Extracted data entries
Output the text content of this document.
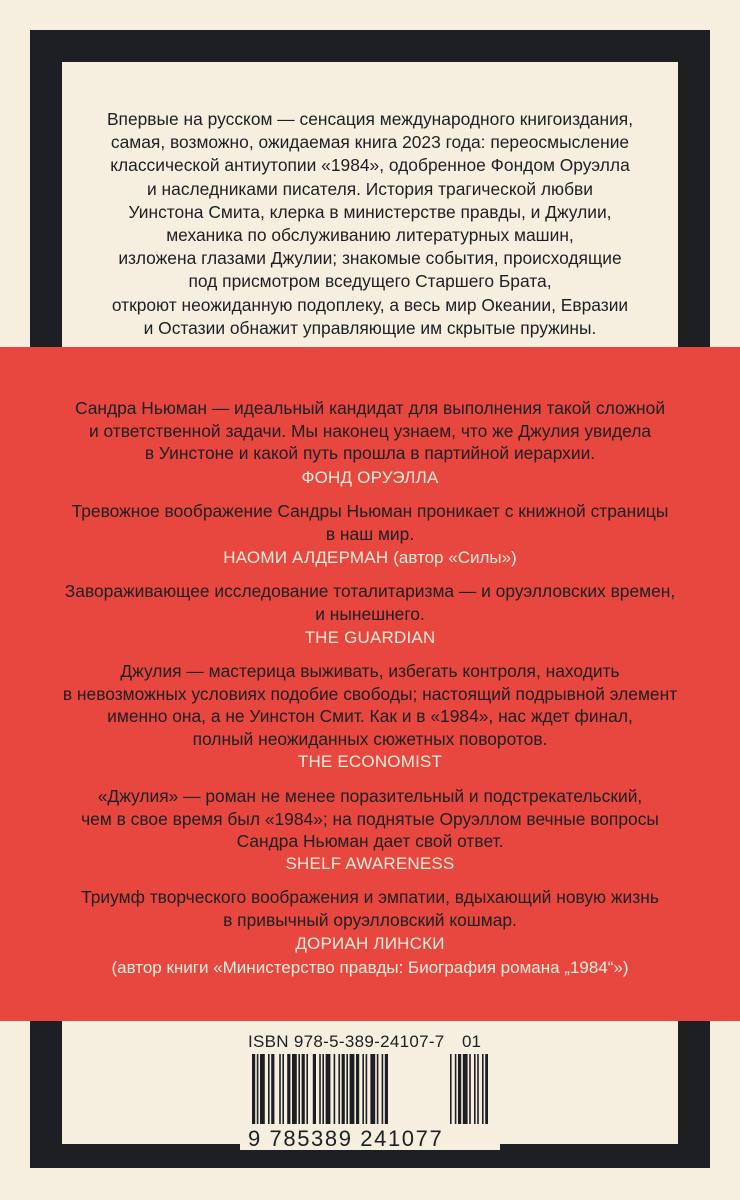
Впервые на русском — сенсация международного книгоиздания,
самая, возможно, ожидаемая книга 2023 года: переосмысление
классической антиутопии «1984», одобренное Фондом Оруэлла
и наследниками писателя. История трагической любви
Уинстона Смита, клерка в министерстве правды, и Джулии,
механика по обслуживанию литературных машин,
изложена глазами Джулии; знакомые события, происходящие
под присмотром вседущего Старшего Брата,
откроют неожиданную подоплеку, а весь мир Океании, Евразии
и Остазии обнажит управляющие им скрытые пружины.
Сандра Ньюман — идеальный кандидат для выполнения такой сложной
и ответственной задачи. Мы наконец узнаем, что же Джулия увидела
в Уинстоне и какой путь прошла в партийной иерархии.
ФОНД ОРУЭЛЛА
Тревожное воображение Сандры Ньюман проникает с книжной страницы
в наш мир.
НАОМИ АЛДЕРМАН (автор «Силы»)
Завораживающее исследование тоталитаризма — и оруэлловских времен,
и нынешнего.
THE GUARDIAN
Джулия — мастерица выживать, избегать контроля, находить
в невозможных условиях подобие свободы; настоящий подрывной элемент
именно она, а не Уинстон Смит. Как и в «1984», нас ждет финал,
полный неожиданных сюжетных поворотов.
THE ECONOMIST
«Джулия» — роман не менее поразительный и подстрекательский,
чем в свое время был «1984»; на поднятые Оруэллом вечные вопросы
Сандра Ньюман дает свой ответ.
SHELF AWARENESS
Триумф творческого воображения и эмпатии, вдыхающий новую жизнь
в привычный оруэлловский кошмар.
ДОРИАН ЛИНСКИ
(автор книги «Министерство правды: Биография романа „1984“»)
ISBN 978-5-389-24107-7 01
9 785389 241077
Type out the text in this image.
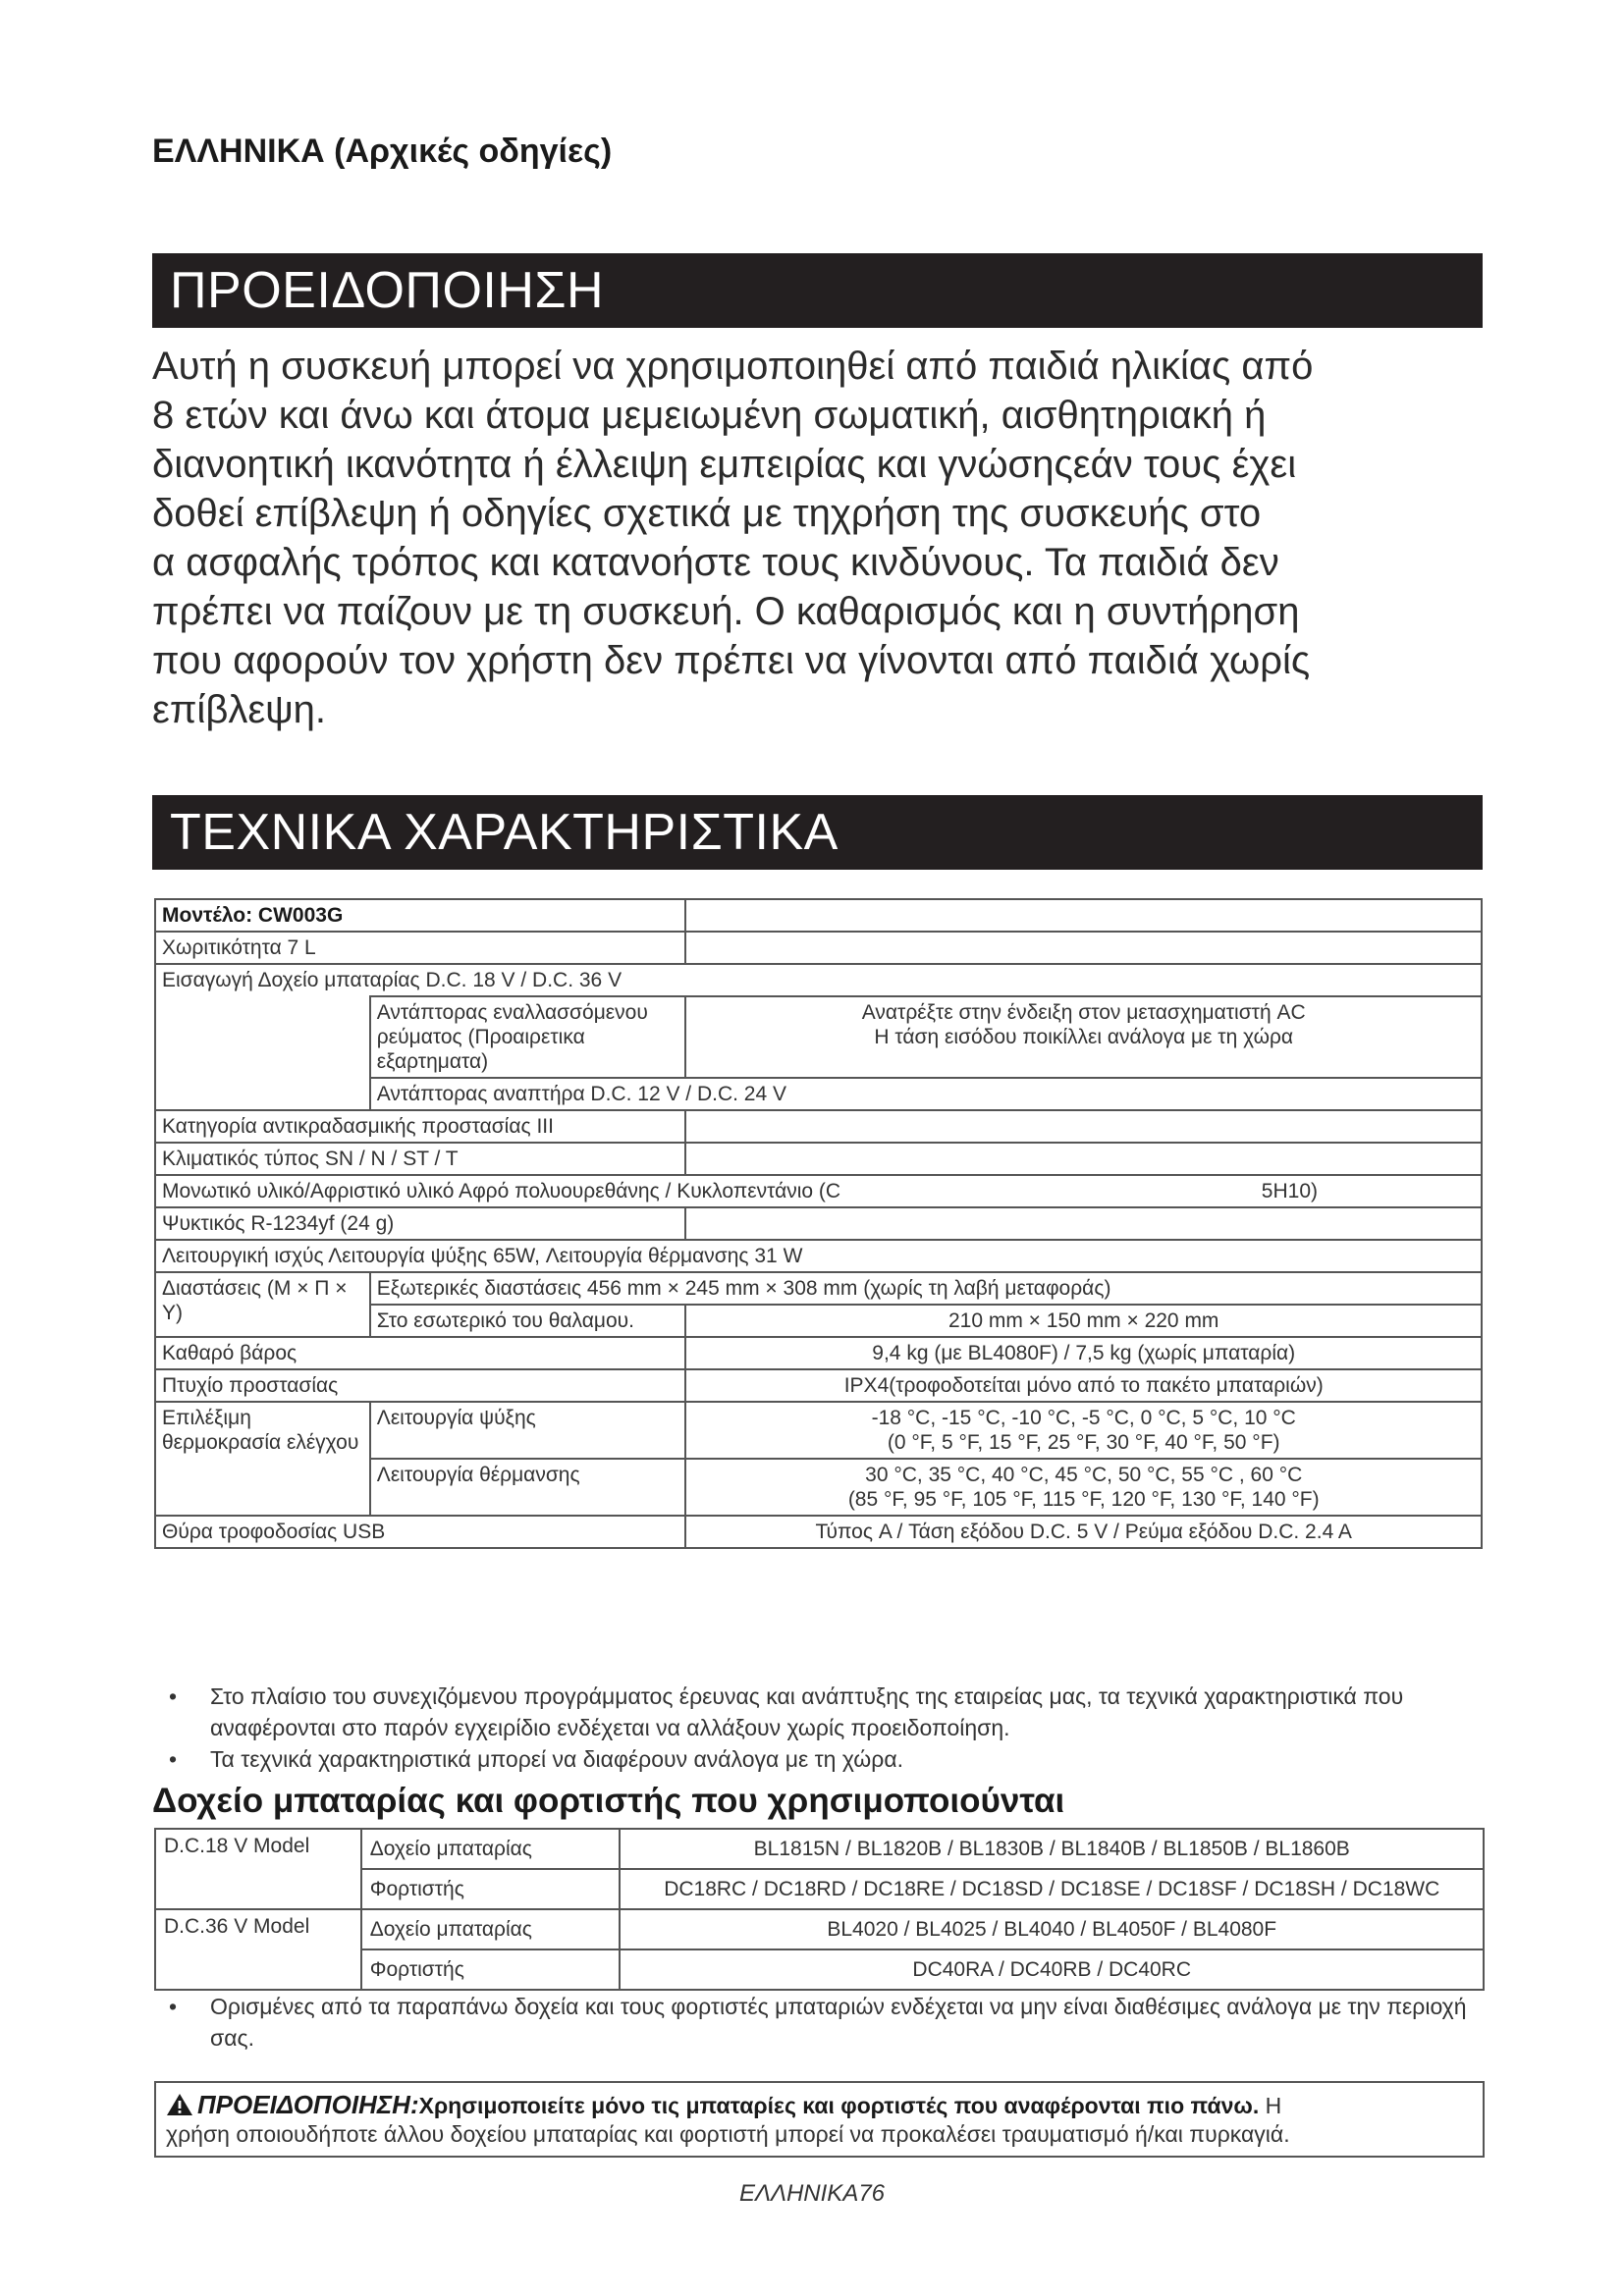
ΕΛΛΗΝΙΚΑ (Αρχικές οδηγίες)
ΠΡΟΕΙΔΟΠΟΙΗΣΗ
Αυτή η συσκευή μπορεί να χρησιμοποιηθεί από παιδιά ηλικίας από
8 ετών και άνω και άτομα μεμειωμένη σωματική, αισθητηριακή ή
διανοητική ικανότητα ή έλλειψη εμπειρίας και γνώσηςεάν τους έχει
δοθεί επίβλεψη ή οδηγίες σχετικά με τηχρήση της συσκευής στο
α ασφαλής τρόπος και κατανοήστε τους κινδύνους. Τα παιδιά δεν
πρέπει να παίζουν με τη συσκευή. Ο καθαρισμός και η συντήρηση
που αφορούν τον χρήστη δεν πρέπει να γίνονται από παιδιά χωρίς
επίβλεψη.
ΤΕΧΝΙΚΑ ΧΑΡΑΚΤΗΡΙΣΤΙΚΑ
Μοντέλο: CW003G		
Χωριτικότητα 7 L		
Εισαγωγή Δοχείο μπαταρίας D.C. 18 V / D.C. 36 V		
	Αντάπτορας εναλλασσόμενου ρεύματος (Προαιρετικα εξαρτηματα)	Ανατρέξτε στην ένδειξη στον μετασχηματιστή AC
Η τάση εισόδου ποικίλλει ανάλογα με τη χώρα

	Αντάπτορας αναπτήρα D.C. 12 V / D.C. 24 V	
Κατηγορία αντικραδασμικής προστασίας III		
Κλιματικός τύπος SN / N / ST / T		
Μονωτικό υλικό/Αφριστικό υλικό Αφρό πολυουρεθάνης / Κυκλοπεντάνιο (C 5H10)		

Ψυκτικός R-1234yf (24 g)		
Λειτουργική ισχύς Λειτουργία ψύξης 65W, Λειτουργία θέρμανσης 31 W		
Διαστάσεις (Μ × Π × Υ)	Εξωτερικές διαστάσεις 456 mm × 245 mm × 308 mm (χωρίς τη λαβή μεταφοράς)	
	Στο εσωτερικό του θαλαμου.	210 mm × 150 mm × 220 mm
Καθαρό βάρος		9,4 kg (με BL4080F) / 7,5 kg (χωρίς μπαταρία)
Πτυχίο προστασίας		IPX4(τροφοδοτείται μόνο από το πακέτο μπαταριών)
Επιλέξιμη θερμοκρασία ελέγχου	Λειτουργία ψύξης	-18 °C, -15 °C, -10 °C, -5 °C, 0 °C, 5 °C, 10 °C
(0 °F, 5 °F, 15 °F, 25 °F, 30 °F, 40 °F, 50 °F)

	Λειτουργία θέρμανσης	30 °C, 35 °C, 40 °C, 45 °C, 50 °C, 55 °C , 60 °C
(85 °F, 95 °F, 105 °F, 115 °F, 120 °F, 130 °F, 140 °F)

Θύρα τροφοδοσίας USB		Τύπος A / Τάση εξόδου D.C. 5 V / Ρεύμα εξόδου D.C. 2.4 A
• Στο πλαίσιο του συνεχιζόμενου προγράμματος έρευνας και ανάπτυξης της εταιρείας μας, τα τεχνικά χαρακτηριστικά που αναφέρονται στο παρόν εγχειρίδιο ενδέχεται να αλλάξουν χωρίς προειδοποίηση.
• Τα τεχνικά χαρακτηριστικά μπορεί να διαφέρουν ανάλογα με τη χώρα.
Δοχείο μπαταρίας και φορτιστής που χρησιμοποιούνται
D.C.18 V Model	Δοχείο μπαταρίας	BL1815N / BL1820B / BL1830B / BL1840B / BL1850B / BL1860B
	Φορτιστής	DC18RC / DC18RD / DC18RE / DC18SD / DC18SE / DC18SF / DC18SH / DC18WC
D.C.36 V Model	Δοχείο μπαταρίας	BL4020 / BL4025 / BL4040 / BL4050F / BL4080F
	Φορτιστής	DC40RA / DC40RB / DC40RC
• Ορισμένες από τα παραπάνω δοχεία και τους φορτιστές μπαταριών ενδέχεται να μην είναι διαθέσιμες ανάλογα με την περιοχή σας.
ΠΡΟΕΙΔΟΠΟΙΗΣΗ:Χρησιμοποιείτε μόνο τις μπαταρίες και φορτιστές που αναφέρονται πιο πάνω. Η
χρήση οποιουδήποτε άλλου δοχείου μπαταρίας και φορτιστή μπορεί να προκαλέσει τραυματισμό ή/και πυρκαγιά.
ΕΛΛΗΝΙΚΑ76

### Instruction
Identify the lines above that contain the word "χώρα", then copy them.

### The response
Η τάση εισόδου ποικίλλει ανάλογα με τη χώρα
• Τα τεχνικά χαρακτηριστικά μπορεί να διαφέρουν ανάλογα με τη χώρα.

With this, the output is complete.